§ EXERCISE DESCRIPTION: How many lines of the records hold the string "zapotrzebowania"? Reply with the number alone.

§ RECORDS FOR THE EXERCISE:
==*==

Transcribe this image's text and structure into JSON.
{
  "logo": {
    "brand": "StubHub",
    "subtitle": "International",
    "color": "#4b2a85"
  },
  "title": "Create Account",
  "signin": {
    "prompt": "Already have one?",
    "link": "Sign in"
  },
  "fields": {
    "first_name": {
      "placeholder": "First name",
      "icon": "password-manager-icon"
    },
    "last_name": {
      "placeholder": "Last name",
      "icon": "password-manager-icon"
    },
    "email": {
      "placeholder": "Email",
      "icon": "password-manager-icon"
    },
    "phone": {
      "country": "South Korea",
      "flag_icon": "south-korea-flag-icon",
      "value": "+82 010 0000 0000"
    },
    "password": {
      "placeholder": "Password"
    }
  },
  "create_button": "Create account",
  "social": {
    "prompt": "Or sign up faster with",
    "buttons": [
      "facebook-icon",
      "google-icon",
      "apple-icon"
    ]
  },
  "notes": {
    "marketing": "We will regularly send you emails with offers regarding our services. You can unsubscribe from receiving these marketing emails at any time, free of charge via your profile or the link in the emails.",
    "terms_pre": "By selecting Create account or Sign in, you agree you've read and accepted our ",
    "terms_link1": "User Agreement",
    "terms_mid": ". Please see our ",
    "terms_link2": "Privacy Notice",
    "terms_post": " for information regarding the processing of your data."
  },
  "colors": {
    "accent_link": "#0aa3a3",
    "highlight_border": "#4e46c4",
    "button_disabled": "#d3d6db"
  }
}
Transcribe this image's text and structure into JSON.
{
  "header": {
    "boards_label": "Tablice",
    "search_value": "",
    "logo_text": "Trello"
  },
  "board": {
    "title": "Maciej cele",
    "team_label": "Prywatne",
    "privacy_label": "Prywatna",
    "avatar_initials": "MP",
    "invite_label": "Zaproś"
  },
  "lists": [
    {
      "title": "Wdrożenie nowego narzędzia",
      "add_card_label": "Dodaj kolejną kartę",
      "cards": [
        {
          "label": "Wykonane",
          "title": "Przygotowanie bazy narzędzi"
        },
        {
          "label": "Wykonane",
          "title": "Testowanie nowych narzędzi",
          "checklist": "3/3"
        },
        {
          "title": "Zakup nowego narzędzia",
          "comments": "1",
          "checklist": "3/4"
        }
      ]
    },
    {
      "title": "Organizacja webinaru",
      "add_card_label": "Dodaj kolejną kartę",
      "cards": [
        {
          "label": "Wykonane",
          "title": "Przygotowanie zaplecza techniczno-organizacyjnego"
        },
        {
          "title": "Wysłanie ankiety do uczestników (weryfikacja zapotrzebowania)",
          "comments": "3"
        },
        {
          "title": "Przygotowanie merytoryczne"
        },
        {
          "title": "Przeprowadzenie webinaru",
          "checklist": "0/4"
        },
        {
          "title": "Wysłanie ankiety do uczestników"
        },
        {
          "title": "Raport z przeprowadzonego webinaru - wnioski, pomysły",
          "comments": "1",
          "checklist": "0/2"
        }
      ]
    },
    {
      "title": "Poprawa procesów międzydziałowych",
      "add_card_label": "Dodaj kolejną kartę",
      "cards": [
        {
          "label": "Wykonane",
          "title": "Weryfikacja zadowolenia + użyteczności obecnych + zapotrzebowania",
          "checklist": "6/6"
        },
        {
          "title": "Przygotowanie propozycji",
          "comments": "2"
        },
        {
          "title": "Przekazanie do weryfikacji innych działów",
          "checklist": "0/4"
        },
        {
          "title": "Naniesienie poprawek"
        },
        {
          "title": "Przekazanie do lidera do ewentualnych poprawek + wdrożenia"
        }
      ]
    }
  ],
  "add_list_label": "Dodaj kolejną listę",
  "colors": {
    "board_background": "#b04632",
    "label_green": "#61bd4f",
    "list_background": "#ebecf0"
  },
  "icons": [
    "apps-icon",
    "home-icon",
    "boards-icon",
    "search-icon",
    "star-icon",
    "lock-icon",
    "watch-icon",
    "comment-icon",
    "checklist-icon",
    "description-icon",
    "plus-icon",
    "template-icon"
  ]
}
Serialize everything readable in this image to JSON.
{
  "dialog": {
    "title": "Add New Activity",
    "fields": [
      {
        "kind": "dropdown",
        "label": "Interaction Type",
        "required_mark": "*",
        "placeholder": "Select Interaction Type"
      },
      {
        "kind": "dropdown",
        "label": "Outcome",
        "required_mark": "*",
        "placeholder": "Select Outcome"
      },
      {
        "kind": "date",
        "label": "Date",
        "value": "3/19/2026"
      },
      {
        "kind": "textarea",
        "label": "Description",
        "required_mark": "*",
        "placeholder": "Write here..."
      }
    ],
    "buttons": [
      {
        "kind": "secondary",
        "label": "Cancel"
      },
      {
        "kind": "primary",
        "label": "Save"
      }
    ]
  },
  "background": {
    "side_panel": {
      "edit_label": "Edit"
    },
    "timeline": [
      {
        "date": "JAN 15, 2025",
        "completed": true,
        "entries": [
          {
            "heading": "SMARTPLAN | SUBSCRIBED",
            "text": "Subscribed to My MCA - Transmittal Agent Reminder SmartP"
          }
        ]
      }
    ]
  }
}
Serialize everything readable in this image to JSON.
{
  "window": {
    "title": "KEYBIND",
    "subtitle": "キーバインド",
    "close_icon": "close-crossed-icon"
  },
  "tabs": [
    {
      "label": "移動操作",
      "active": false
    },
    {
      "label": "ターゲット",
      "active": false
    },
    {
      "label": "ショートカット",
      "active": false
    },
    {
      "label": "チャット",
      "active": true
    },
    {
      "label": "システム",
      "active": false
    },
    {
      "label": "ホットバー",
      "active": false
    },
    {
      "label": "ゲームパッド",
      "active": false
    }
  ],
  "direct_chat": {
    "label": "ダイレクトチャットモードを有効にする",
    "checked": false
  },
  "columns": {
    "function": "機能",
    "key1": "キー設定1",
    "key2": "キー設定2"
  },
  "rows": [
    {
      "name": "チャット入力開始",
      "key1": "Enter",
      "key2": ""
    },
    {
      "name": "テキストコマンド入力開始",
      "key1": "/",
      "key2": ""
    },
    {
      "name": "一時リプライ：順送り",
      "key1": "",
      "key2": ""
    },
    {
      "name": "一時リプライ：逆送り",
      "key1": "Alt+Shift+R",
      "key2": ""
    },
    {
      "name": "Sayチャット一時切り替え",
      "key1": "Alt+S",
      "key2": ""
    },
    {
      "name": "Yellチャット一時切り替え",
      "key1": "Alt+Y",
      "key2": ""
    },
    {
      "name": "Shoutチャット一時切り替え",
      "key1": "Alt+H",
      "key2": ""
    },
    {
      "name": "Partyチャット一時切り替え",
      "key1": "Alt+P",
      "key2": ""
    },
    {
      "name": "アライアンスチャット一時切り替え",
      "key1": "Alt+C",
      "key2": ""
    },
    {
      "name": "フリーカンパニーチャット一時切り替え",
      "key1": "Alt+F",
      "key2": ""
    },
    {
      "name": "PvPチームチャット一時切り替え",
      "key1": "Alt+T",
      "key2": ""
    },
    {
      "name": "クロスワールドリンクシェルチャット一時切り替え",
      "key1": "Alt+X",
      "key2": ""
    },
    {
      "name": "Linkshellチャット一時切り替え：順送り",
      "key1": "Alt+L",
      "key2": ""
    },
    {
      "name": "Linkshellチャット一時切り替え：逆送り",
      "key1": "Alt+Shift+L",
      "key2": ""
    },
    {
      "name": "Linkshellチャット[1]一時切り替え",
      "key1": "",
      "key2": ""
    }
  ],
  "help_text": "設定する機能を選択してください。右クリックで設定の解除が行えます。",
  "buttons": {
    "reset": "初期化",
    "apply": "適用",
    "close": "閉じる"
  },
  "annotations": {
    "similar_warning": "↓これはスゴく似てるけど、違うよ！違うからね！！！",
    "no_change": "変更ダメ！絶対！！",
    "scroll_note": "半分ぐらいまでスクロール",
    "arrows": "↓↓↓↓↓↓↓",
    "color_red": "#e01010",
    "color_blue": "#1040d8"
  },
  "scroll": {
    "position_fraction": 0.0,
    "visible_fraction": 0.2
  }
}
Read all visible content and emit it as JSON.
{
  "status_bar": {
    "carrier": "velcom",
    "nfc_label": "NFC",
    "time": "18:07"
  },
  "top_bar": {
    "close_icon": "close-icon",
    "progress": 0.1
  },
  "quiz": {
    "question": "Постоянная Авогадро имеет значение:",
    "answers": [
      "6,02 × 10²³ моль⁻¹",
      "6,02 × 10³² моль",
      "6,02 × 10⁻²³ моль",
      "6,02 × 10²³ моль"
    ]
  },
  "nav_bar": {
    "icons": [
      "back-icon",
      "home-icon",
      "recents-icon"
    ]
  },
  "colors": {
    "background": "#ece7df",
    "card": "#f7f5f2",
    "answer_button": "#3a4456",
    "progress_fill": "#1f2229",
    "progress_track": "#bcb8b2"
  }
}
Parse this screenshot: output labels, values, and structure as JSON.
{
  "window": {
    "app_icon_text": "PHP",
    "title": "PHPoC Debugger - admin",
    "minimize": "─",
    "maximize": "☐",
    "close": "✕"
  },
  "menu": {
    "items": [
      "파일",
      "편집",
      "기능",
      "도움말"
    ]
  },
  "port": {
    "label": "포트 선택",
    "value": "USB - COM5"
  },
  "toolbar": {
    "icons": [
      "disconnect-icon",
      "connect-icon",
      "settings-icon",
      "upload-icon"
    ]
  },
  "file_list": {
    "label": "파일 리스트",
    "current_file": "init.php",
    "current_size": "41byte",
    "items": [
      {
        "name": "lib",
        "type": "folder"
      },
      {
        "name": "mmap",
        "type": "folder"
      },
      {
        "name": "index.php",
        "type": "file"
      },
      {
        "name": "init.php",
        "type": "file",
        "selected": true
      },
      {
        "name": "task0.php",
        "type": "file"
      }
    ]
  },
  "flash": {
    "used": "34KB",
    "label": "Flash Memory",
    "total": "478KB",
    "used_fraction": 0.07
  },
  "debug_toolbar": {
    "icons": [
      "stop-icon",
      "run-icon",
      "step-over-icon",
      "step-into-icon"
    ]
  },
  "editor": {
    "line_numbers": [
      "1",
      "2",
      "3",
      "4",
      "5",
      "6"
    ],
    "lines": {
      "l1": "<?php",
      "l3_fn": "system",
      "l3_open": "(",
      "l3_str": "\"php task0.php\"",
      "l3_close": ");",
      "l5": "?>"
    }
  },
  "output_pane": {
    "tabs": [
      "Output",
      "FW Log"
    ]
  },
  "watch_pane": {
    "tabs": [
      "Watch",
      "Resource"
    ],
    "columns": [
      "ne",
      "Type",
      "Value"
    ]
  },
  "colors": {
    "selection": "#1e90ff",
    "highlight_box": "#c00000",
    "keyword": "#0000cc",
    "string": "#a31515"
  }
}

==*==

§ TASK ANSWER: 2